*** Working data ***

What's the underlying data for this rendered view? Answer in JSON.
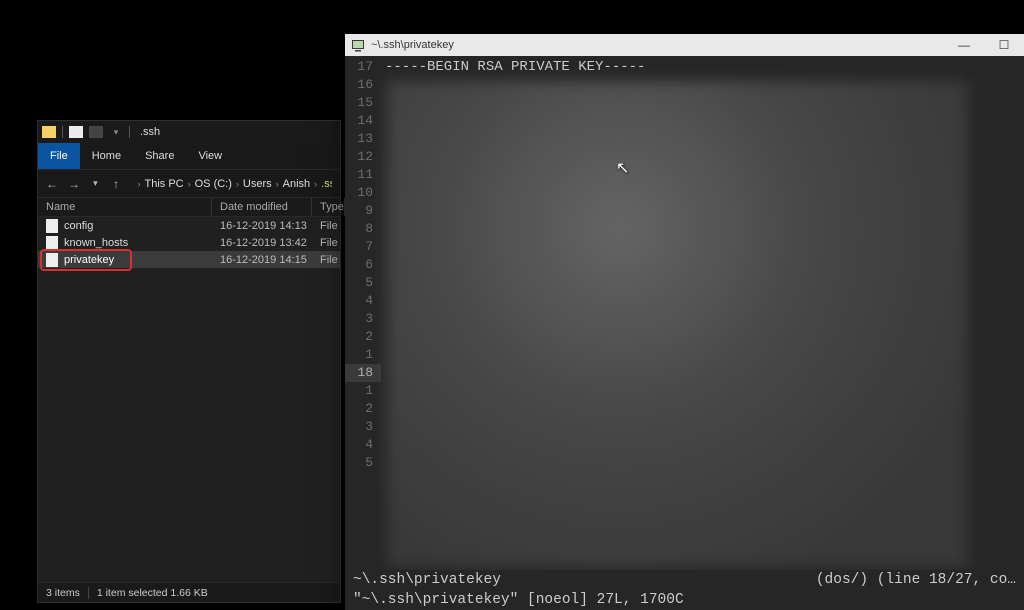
{
  "explorer": {
    "title": ".ssh",
    "tabs": {
      "file": "File",
      "home": "Home",
      "share": "Share",
      "view": "View"
    },
    "breadcrumbs": [
      "This PC",
      "OS (C:)",
      "Users",
      "Anish",
      ".ssh"
    ],
    "columns": {
      "name": "Name",
      "date": "Date modified",
      "type": "Type"
    },
    "files": [
      {
        "name": "config",
        "date": "16-12-2019 14:13",
        "type": "File",
        "selected": false
      },
      {
        "name": "known_hosts",
        "date": "16-12-2019 13:42",
        "type": "File",
        "selected": false
      },
      {
        "name": "privatekey",
        "date": "16-12-2019 14:15",
        "type": "File",
        "selected": true
      }
    ],
    "status": {
      "items": "3 items",
      "selected": "1 item selected  1.66 KB"
    }
  },
  "editor": {
    "title": "~\\.ssh\\privatekey",
    "first_line": "-----BEGIN RSA PRIVATE KEY-----",
    "line_numbers": [
      17,
      16,
      15,
      14,
      13,
      12,
      11,
      10,
      9,
      8,
      7,
      6,
      5,
      4,
      3,
      2,
      1,
      18,
      1,
      2,
      3,
      4,
      5
    ],
    "current_line_index": 17,
    "status_airline": {
      "path": "~\\.ssh\\privatekey",
      "right": "(dos/) (line 18/27, co…"
    },
    "status_vim": "\"~\\.ssh\\privatekey\" [noeol] 27L, 1700C"
  }
}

***

▶ **Work to complete**
Filter for "name". Return all lines that hold it.

▶ **Answer to this task**
      "name": "Name",
        "name": "config",
        "name": "known_hosts",
        "name": "privatekey",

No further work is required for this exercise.